Wherever a line below holds the word "What", copy that line.

********************

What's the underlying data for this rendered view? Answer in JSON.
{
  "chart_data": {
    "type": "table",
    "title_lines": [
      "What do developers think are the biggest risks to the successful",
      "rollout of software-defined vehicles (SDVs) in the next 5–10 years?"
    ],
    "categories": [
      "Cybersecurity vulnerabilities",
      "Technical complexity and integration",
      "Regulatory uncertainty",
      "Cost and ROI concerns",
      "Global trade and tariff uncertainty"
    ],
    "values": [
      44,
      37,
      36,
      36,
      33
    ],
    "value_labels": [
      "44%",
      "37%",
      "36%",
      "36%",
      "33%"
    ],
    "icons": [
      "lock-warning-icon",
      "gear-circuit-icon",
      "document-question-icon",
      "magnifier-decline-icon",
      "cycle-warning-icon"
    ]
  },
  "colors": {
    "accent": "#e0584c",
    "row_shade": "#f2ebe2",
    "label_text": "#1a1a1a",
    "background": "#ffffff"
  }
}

********************

**THE SOLUTION**
What's the underlying data for this rendered view? Answer in JSON.
      "What do developers think are the biggest risks to the successful",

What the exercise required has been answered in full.